## Data for this exercise:
↓

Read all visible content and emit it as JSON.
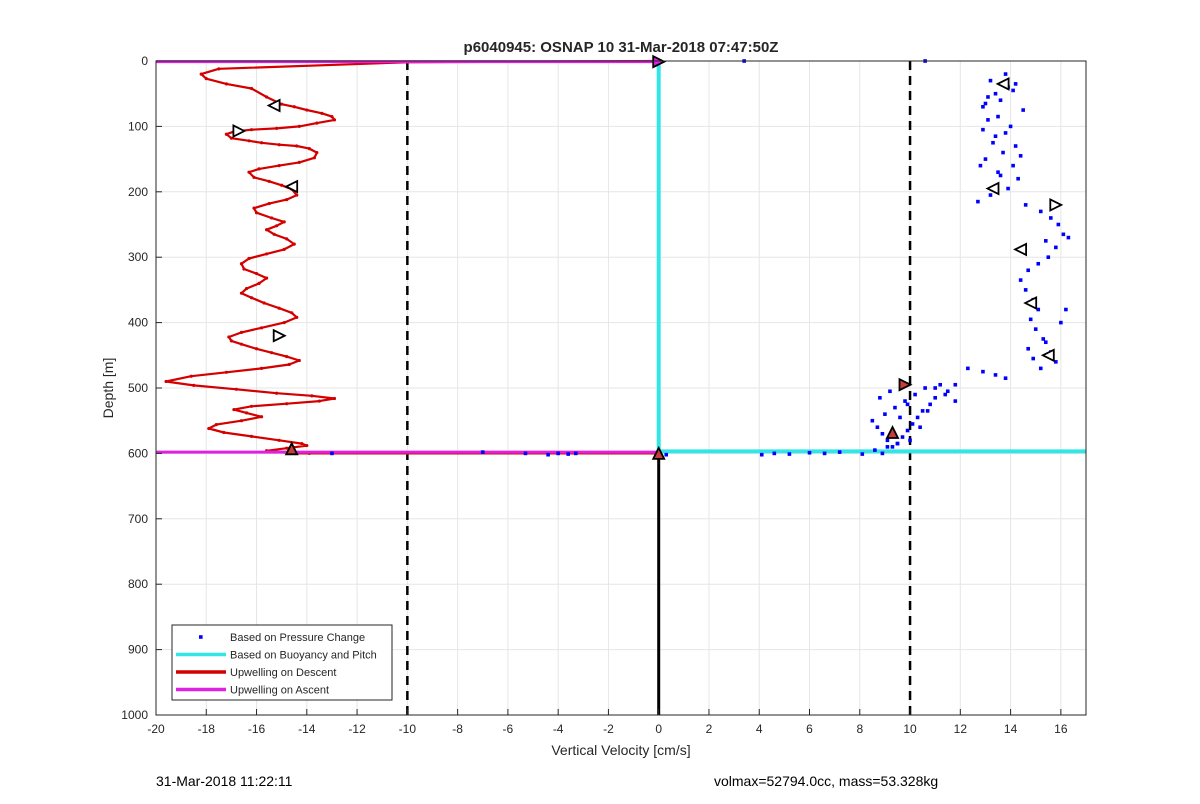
{
  "chart_data": {
    "type": "scatter",
    "title": "p6040945: OSNAP 10 31-Mar-2018 07:47:50Z",
    "xlabel": "Vertical Velocity [cm/s]",
    "ylabel": "Depth [m]",
    "xlim": [
      -20,
      17
    ],
    "ylim": [
      0,
      1000
    ],
    "y_reversed": true,
    "grid": true,
    "x_ticks": [
      -20,
      -18,
      -16,
      -14,
      -12,
      -10,
      -8,
      -6,
      -4,
      -2,
      0,
      2,
      4,
      6,
      8,
      10,
      12,
      14,
      16
    ],
    "y_ticks": [
      0,
      100,
      200,
      300,
      400,
      500,
      600,
      700,
      800,
      900,
      1000
    ],
    "legend_position": "bottom-left",
    "colors": {
      "pressure": "#0000ff",
      "buoyancy": "#33e6e6",
      "descent": "#d40000",
      "ascent": "#e020e0",
      "dashed": "#000000",
      "zero_line": "#000000"
    },
    "series": [
      {
        "name": "Based on Pressure Change",
        "kind": "points",
        "x": [
          13.8,
          13.2,
          14.1,
          13.6,
          14.5,
          13.1,
          12.9,
          13.4,
          14.2,
          13.7,
          13.0,
          12.8,
          13.5,
          14.3,
          13.9,
          13.2,
          12.7,
          13.6,
          14.1,
          14.4,
          13.3,
          13.8,
          14.0,
          13.5,
          12.9,
          13.1,
          13.9,
          14.2,
          13.4,
          13.0,
          14.6,
          15.2,
          15.6,
          15.9,
          16.1,
          15.4,
          15.8,
          16.3,
          15.5,
          15.1,
          14.7,
          14.4,
          14.6,
          14.9,
          15.1,
          14.8,
          15.0,
          15.3,
          14.7,
          14.9,
          15.2,
          15.6,
          15.8,
          15.4,
          16.0,
          16.2,
          13.8,
          13.4,
          12.9,
          12.3,
          11.8,
          11.5,
          11.0,
          10.8,
          10.5,
          10.3,
          10.1,
          9.9,
          9.7,
          9.5,
          9.3,
          9.1,
          8.9,
          8.7,
          8.5,
          9.0,
          9.4,
          9.8,
          10.2,
          10.6,
          11.0,
          11.4,
          11.8,
          10.4,
          9.6,
          9.2,
          8.8,
          9.9,
          10.7,
          11.2,
          8.6,
          9.1,
          9.5,
          10.0,
          3.4,
          10.6,
          4.1,
          4.6,
          5.2,
          6.0,
          6.6,
          7.2,
          8.1,
          8.9,
          -7.0,
          -5.3,
          -4.4,
          -4.0,
          -3.6,
          -3.3,
          -13.0,
          0.3
        ],
        "y": [
          20,
          30,
          45,
          60,
          75,
          90,
          105,
          115,
          130,
          140,
          150,
          160,
          170,
          180,
          195,
          205,
          215,
          175,
          160,
          145,
          125,
          110,
          100,
          85,
          70,
          55,
          40,
          35,
          50,
          65,
          220,
          230,
          240,
          250,
          265,
          275,
          285,
          270,
          300,
          310,
          320,
          335,
          350,
          365,
          380,
          395,
          410,
          425,
          440,
          455,
          470,
          445,
          460,
          430,
          400,
          380,
          485,
          480,
          475,
          470,
          495,
          505,
          515,
          525,
          535,
          545,
          555,
          565,
          575,
          585,
          590,
          580,
          570,
          560,
          550,
          540,
          530,
          520,
          510,
          500,
          500,
          510,
          520,
          560,
          545,
          505,
          515,
          525,
          535,
          495,
          595,
          590,
          585,
          580,
          0,
          0,
          602,
          600,
          601,
          599,
          600,
          598,
          601,
          600,
          598,
          600,
          602,
          600,
          601,
          600,
          600,
          602
        ]
      },
      {
        "name": "Based on Buoyancy and Pitch",
        "kind": "line",
        "x": [
          0,
          0,
          17
        ],
        "y": [
          0,
          597,
          597
        ]
      },
      {
        "name": "Upwelling on Descent",
        "kind": "line",
        "x": [
          0,
          -10,
          -17.5,
          -18.2,
          -18.0,
          -17.2,
          -16.2,
          -15.6,
          -15.0,
          -14.5,
          -14.0,
          -13.4,
          -13.0,
          -12.9,
          -13.6,
          -14.3,
          -15.2,
          -16.2,
          -16.9,
          -17.2,
          -17.0,
          -16.3,
          -15.8,
          -15.1,
          -14.4,
          -13.9,
          -13.6,
          -13.7,
          -14.3,
          -15.1,
          -15.9,
          -16.3,
          -16.1,
          -15.5,
          -15.0,
          -14.6,
          -14.4,
          -14.8,
          -15.5,
          -16.1,
          -16.0,
          -15.4,
          -14.9,
          -15.2,
          -15.6,
          -15.3,
          -14.8,
          -14.5,
          -14.9,
          -15.6,
          -16.3,
          -16.6,
          -16.5,
          -16.0,
          -15.6,
          -15.9,
          -16.4,
          -16.6,
          -16.2,
          -15.7,
          -15.1,
          -14.6,
          -14.4,
          -14.9,
          -15.8,
          -16.6,
          -17.1,
          -17.0,
          -16.6,
          -16.0,
          -15.4,
          -14.8,
          -14.3,
          -14.7,
          -15.8,
          -17.2,
          -18.6,
          -19.6,
          -18.5,
          -16.8,
          -15.2,
          -13.8,
          -12.9,
          -13.5,
          -14.8,
          -16.2,
          -16.9,
          -16.4,
          -15.8,
          -16.6,
          -17.6,
          -17.9,
          -17.3,
          -16.2,
          -15.1,
          -14.2,
          -14.0,
          -14.8,
          -15.6,
          -14.9,
          -14.0,
          -13.9,
          -14.4,
          -14.6,
          -10,
          -5.3,
          0
        ],
        "y": [
          0,
          2,
          12,
          20,
          27,
          35,
          42,
          55,
          66,
          70,
          75,
          80,
          85,
          90,
          95,
          100,
          103,
          105,
          108,
          112,
          118,
          122,
          125,
          128,
          130,
          134,
          140,
          148,
          155,
          160,
          165,
          170,
          178,
          184,
          190,
          196,
          205,
          212,
          218,
          225,
          232,
          240,
          246,
          252,
          258,
          265,
          272,
          280,
          288,
          295,
          302,
          310,
          318,
          325,
          332,
          340,
          348,
          355,
          362,
          370,
          378,
          385,
          392,
          400,
          408,
          415,
          422,
          428,
          433,
          440,
          446,
          452,
          458,
          464,
          470,
          476,
          482,
          490,
          496,
          502,
          508,
          512,
          516,
          520,
          524,
          528,
          533,
          538,
          544,
          550,
          556,
          562,
          568,
          574,
          580,
          585,
          588,
          592,
          596,
          598,
          599,
          600,
          600,
          600,
          600,
          600,
          600
        ]
      },
      {
        "name": "Upwelling on Ascent",
        "kind": "line",
        "x": [
          -20,
          0,
          -20,
          0
        ],
        "y": [
          1,
          1,
          598,
          598
        ]
      }
    ],
    "reference_lines": [
      {
        "x": -10,
        "style": "dashed"
      },
      {
        "x": 10,
        "style": "dashed"
      },
      {
        "x": 0,
        "from_depth": 600,
        "to_depth": 1000,
        "style": "solid"
      }
    ],
    "markers": [
      {
        "x": 13.7,
        "y": 35,
        "dir": "left",
        "fill": "#ffffff"
      },
      {
        "x": -15.3,
        "y": 68,
        "dir": "left",
        "fill": "#ffffff"
      },
      {
        "x": -16.7,
        "y": 107,
        "dir": "right",
        "fill": "#ffffff"
      },
      {
        "x": -14.6,
        "y": 192,
        "dir": "left",
        "fill": "#ffffff"
      },
      {
        "x": 13.3,
        "y": 195,
        "dir": "left",
        "fill": "#ffffff"
      },
      {
        "x": 15.8,
        "y": 220,
        "dir": "right",
        "fill": "#ffffff"
      },
      {
        "x": 14.4,
        "y": 288,
        "dir": "left",
        "fill": "#ffffff"
      },
      {
        "x": 14.8,
        "y": 370,
        "dir": "left",
        "fill": "#ffffff"
      },
      {
        "x": -15.1,
        "y": 420,
        "dir": "right",
        "fill": "#ffffff"
      },
      {
        "x": 15.5,
        "y": 450,
        "dir": "left",
        "fill": "#ffffff"
      },
      {
        "x": 9.8,
        "y": 495,
        "dir": "right",
        "fill": "#c83c3c"
      },
      {
        "x": 9.3,
        "y": 568,
        "dir": "up",
        "fill": "#c83c3c"
      },
      {
        "x": -14.6,
        "y": 593,
        "dir": "up",
        "fill": "#c83c3c"
      },
      {
        "x": 0,
        "y": 1,
        "dir": "right",
        "fill": "#e020e0"
      },
      {
        "x": 0,
        "y": 600,
        "dir": "up",
        "fill": "#c83c3c"
      }
    ]
  },
  "footer": {
    "timestamp": "31-Mar-2018 11:22:11",
    "info": "volmax=52794.0cc, mass=53.328kg"
  }
}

↑

## Task prompt:
Copy out all lines above that include the string "Upwelling".

## Complete response:
        "name": "Upwelling on Descent",
        "name": "Upwelling on Ascent",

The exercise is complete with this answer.